Your task – Spot each line in the records below where the word "name" occurs, then copy it.

## start Listed records

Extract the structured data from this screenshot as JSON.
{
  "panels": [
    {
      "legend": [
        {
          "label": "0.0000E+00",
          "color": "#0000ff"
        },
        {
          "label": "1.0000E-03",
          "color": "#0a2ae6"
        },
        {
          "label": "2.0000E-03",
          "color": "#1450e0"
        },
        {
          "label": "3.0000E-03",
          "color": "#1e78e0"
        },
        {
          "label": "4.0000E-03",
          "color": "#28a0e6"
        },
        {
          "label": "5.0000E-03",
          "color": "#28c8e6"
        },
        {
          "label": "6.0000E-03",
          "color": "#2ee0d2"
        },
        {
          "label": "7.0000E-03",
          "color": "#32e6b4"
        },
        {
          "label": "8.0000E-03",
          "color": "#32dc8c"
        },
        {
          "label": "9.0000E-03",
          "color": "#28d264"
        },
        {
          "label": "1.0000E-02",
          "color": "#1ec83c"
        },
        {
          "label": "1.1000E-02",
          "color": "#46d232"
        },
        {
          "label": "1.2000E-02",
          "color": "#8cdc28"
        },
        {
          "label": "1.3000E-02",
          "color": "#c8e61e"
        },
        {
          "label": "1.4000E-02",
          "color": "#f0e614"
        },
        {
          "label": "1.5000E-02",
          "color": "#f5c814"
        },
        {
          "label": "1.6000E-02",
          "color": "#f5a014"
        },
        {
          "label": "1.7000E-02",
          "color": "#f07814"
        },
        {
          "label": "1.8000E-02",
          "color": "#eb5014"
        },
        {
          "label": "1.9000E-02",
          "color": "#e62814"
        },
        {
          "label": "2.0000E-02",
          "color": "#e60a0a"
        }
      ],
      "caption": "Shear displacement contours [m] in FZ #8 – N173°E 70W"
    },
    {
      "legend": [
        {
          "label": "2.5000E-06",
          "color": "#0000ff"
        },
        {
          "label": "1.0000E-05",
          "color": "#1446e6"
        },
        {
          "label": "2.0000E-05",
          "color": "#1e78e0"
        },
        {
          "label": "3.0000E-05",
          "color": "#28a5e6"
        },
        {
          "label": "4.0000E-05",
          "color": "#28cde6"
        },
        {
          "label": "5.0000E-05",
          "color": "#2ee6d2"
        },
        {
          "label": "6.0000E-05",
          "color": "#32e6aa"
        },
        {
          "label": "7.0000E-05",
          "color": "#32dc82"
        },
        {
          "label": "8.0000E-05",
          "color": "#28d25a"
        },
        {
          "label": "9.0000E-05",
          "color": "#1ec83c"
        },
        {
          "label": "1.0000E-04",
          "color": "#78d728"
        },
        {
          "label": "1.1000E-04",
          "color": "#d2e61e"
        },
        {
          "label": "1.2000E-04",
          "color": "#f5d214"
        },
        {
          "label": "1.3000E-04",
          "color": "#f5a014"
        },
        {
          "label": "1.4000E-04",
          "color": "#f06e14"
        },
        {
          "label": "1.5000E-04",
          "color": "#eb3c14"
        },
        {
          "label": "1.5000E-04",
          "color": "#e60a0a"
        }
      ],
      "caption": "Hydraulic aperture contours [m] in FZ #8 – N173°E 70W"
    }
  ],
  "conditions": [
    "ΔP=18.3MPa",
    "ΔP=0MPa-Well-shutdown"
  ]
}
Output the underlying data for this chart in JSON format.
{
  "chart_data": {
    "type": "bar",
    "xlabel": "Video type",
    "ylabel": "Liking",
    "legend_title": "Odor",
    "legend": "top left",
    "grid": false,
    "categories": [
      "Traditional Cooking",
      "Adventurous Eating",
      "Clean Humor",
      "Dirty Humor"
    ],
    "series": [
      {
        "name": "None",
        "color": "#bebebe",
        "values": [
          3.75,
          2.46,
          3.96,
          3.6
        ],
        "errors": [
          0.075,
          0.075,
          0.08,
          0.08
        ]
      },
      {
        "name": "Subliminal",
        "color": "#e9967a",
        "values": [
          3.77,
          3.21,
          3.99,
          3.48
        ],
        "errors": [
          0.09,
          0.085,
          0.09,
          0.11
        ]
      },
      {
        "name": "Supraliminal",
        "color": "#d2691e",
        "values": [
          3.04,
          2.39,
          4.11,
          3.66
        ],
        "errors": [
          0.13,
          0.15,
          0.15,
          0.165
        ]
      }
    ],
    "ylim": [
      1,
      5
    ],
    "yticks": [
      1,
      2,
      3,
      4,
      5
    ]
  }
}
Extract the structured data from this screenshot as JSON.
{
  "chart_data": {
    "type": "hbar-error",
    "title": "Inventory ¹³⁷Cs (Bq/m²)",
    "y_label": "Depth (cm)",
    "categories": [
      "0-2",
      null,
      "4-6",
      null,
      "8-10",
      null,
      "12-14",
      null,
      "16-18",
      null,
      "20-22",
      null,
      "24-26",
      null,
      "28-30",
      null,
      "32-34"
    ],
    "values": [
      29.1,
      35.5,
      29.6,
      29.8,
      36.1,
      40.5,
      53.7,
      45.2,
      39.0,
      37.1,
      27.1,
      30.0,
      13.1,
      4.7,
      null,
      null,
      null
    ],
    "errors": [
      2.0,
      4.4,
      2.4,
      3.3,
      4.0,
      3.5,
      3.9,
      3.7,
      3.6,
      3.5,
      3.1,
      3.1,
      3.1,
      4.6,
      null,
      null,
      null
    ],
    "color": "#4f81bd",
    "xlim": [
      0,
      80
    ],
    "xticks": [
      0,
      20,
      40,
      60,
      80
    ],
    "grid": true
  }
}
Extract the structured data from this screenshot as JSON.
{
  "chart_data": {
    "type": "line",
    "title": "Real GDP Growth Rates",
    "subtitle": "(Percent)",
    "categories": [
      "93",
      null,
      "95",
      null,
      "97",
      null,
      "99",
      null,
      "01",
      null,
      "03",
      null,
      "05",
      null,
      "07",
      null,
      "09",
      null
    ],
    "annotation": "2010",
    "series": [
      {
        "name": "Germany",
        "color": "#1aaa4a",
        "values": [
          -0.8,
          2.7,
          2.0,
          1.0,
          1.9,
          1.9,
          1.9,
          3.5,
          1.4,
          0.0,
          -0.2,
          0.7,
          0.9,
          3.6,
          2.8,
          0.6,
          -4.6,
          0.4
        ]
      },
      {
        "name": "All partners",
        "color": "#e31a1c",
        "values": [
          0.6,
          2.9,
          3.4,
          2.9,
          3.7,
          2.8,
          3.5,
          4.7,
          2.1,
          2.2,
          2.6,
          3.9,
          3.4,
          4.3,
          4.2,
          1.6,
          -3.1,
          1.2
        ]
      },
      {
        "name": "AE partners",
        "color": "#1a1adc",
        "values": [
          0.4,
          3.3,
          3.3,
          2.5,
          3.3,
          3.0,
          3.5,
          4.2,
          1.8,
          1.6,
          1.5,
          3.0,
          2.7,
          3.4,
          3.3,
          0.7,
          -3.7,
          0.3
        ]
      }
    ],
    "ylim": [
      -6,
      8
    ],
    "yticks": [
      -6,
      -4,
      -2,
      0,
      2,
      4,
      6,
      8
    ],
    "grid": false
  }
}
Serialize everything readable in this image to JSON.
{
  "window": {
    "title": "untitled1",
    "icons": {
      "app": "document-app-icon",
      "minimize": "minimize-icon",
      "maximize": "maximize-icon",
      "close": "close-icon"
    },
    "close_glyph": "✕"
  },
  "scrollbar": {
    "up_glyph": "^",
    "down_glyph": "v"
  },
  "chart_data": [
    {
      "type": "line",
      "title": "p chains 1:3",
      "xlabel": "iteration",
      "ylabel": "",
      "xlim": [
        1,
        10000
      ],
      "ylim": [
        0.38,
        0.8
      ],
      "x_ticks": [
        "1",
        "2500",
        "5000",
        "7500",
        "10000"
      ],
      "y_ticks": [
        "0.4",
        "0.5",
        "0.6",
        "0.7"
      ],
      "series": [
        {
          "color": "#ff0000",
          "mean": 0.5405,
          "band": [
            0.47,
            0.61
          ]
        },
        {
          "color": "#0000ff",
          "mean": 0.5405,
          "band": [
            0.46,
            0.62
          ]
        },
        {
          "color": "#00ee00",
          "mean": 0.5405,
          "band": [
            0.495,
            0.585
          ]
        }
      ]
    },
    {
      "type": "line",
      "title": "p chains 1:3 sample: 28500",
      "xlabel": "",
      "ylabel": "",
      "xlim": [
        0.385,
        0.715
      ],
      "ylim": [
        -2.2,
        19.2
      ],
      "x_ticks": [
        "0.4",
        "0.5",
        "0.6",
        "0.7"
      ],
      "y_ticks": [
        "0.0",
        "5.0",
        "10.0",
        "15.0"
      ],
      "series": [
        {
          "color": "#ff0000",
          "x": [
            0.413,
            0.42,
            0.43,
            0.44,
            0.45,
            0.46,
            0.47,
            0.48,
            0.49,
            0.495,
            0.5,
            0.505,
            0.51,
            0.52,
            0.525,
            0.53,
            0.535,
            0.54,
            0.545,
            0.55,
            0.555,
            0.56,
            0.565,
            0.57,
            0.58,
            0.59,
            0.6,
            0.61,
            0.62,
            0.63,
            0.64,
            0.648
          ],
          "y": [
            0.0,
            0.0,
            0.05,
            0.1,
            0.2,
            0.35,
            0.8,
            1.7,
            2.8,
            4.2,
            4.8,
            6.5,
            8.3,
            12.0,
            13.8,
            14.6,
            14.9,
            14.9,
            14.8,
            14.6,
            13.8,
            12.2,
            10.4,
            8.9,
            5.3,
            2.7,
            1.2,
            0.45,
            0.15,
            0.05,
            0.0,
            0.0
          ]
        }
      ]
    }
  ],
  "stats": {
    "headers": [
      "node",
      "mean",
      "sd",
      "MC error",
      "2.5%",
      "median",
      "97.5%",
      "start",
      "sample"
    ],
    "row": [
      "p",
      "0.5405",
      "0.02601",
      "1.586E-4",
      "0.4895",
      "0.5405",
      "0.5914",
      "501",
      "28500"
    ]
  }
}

## end Listed records

Output for this exercise –
        "name": "None",
        "name": "Subliminal",
        "name": "Supraliminal",
        "name": "Germany",
        "name": "All partners",
        "name": "AE partners",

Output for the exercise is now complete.